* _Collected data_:
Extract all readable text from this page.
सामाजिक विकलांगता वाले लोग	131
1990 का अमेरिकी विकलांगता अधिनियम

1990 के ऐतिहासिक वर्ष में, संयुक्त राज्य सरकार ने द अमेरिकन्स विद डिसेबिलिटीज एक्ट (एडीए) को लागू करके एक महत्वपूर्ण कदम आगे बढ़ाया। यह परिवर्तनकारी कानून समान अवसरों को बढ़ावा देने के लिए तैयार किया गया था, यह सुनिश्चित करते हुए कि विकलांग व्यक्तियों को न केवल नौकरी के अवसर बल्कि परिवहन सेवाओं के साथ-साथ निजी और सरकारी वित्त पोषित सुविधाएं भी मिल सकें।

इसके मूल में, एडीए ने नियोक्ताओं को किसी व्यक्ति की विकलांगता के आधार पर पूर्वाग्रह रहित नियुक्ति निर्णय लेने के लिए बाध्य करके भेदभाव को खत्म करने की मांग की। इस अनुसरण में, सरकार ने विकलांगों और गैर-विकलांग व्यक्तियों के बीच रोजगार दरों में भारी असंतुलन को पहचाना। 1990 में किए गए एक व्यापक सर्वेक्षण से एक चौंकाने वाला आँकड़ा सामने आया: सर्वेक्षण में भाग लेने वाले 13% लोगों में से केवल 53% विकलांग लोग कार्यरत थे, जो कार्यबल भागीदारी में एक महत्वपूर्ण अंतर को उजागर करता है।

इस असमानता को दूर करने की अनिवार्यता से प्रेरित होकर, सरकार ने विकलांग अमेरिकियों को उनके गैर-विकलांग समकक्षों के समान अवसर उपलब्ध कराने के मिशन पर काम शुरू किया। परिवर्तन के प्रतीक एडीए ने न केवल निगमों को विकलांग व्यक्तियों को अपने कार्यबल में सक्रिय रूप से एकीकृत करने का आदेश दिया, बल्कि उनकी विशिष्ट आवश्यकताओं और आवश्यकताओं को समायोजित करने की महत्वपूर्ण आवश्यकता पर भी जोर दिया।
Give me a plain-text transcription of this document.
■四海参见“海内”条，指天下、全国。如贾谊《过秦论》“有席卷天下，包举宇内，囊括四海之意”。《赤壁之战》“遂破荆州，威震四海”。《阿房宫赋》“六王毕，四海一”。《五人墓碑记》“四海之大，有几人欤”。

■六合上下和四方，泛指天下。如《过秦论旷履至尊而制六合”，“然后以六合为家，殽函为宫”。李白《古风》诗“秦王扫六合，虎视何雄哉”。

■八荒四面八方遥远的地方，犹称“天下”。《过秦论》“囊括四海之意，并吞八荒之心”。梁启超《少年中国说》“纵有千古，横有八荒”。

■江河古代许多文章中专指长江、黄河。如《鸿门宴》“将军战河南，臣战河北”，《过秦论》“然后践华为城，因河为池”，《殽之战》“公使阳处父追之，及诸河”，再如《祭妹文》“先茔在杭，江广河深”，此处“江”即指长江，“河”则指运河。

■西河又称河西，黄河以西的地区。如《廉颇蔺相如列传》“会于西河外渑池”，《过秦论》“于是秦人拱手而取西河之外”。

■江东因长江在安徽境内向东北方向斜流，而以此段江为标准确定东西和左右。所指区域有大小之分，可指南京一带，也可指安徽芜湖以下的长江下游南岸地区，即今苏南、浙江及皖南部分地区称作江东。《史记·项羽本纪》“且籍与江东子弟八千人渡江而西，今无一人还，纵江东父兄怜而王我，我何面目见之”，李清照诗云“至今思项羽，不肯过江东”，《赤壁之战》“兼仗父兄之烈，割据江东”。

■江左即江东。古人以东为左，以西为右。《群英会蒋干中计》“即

* _Exercise details_: Give back all the data exactly as written.

* _Exercise solution_:
Extract all readable text from this page.
सामाजिक विकलांगता वाले लोग	131
1990 का अमेरिकी विकलांगता अधिनियम

1990 के ऐतिहासिक वर्ष में, संयुक्त राज्य सरकार ने द अमेरिकन्स विद डिसेबिलिटीज एक्ट (एडीए) को लागू करके एक महत्वपूर्ण कदम आगे बढ़ाया। यह परिवर्तनकारी कानून समान अवसरों को बढ़ावा देने के लिए तैयार किया गया था, यह सुनिश्चित करते हुए कि विकलांग व्यक्तियों को न केवल नौकरी के अवसर बल्कि परिवहन सेवाओं के साथ-साथ निजी और सरकारी वित्त पोषित सुविधाएं भी मिल सकें।

इसके मूल में, एडीए ने नियोक्ताओं को किसी व्यक्ति की विकलांगता के आधार पर पूर्वाग्रह रहित नियुक्ति निर्णय लेने के लिए बाध्य करके भेदभाव को खत्म करने की मांग की। इस अनुसरण में, सरकार ने विकलांगों और गैर-विकलांग व्यक्तियों के बीच रोजगार दरों में भारी असंतुलन को पहचाना। 1990 में किए गए एक व्यापक सर्वेक्षण से एक चौंकाने वाला आँकड़ा सामने आया: सर्वेक्षण में भाग लेने वाले 13% लोगों में से केवल 53% विकलांग लोग कार्यरत थे, जो कार्यबल भागीदारी में एक महत्वपूर्ण अंतर को उजागर करता है।

इस असमानता को दूर करने की अनिवार्यता से प्रेरित होकर, सरकार ने विकलांग अमेरिकियों को उनके गैर-विकलांग समकक्षों के समान अवसर उपलब्ध कराने के मिशन पर काम शुरू किया। परिवर्तन के प्रतीक एडीए ने न केवल निगमों को विकलांग व्यक्तियों को अपने कार्यबल में सक्रिय रूप से एकीकृत करने का आदेश दिया, बल्कि उनकी विशिष्ट आवश्यकताओं और आवश्यकताओं को समायोजित करने की महत्वपूर्ण आवश्यकता पर भी जोर दिया।
Give me a plain-text transcription of this document.
■四海参见“海内”条，指天下、全国。如贾谊《过秦论》“有席卷天下，包举宇内，囊括四海之意”。《赤壁之战》“遂破荆州，威震四海”。《阿房宫赋》“六王毕，四海一”。《五人墓碑记》“四海之大，有几人欤”。

■六合上下和四方，泛指天下。如《过秦论旷履至尊而制六合”，“然后以六合为家，殽函为宫”。李白《古风》诗“秦王扫六合，虎视何雄哉”。

■八荒四面八方遥远的地方，犹称“天下”。《过秦论》“囊括四海之意，并吞八荒之心”。梁启超《少年中国说》“纵有千古，横有八荒”。

■江河古代许多文章中专指长江、黄河。如《鸿门宴》“将军战河南，臣战河北”，《过秦论》“然后践华为城，因河为池”，《殽之战》“公使阳处父追之，及诸河”，再如《祭妹文》“先茔在杭，江广河深”，此处“江”即指长江，“河”则指运河。

■西河又称河西，黄河以西的地区。如《廉颇蔺相如列传》“会于西河外渑池”，《过秦论》“于是秦人拱手而取西河之外”。

■江东因长江在安徽境内向东北方向斜流，而以此段江为标准确定东西和左右。所指区域有大小之分，可指南京一带，也可指安徽芜湖以下的长江下游南岸地区，即今苏南、浙江及皖南部分地区称作江东。《史记·项羽本纪》“且籍与江东子弟八千人渡江而西，今无一人还，纵江东父兄怜而王我，我何面目见之”，李清照诗云“至今思项羽，不肯过江东”，《赤壁之战》“兼仗父兄之烈，割据江东”。

■江左即江东。古人以东为左，以西为右。《群英会蒋干中计》“即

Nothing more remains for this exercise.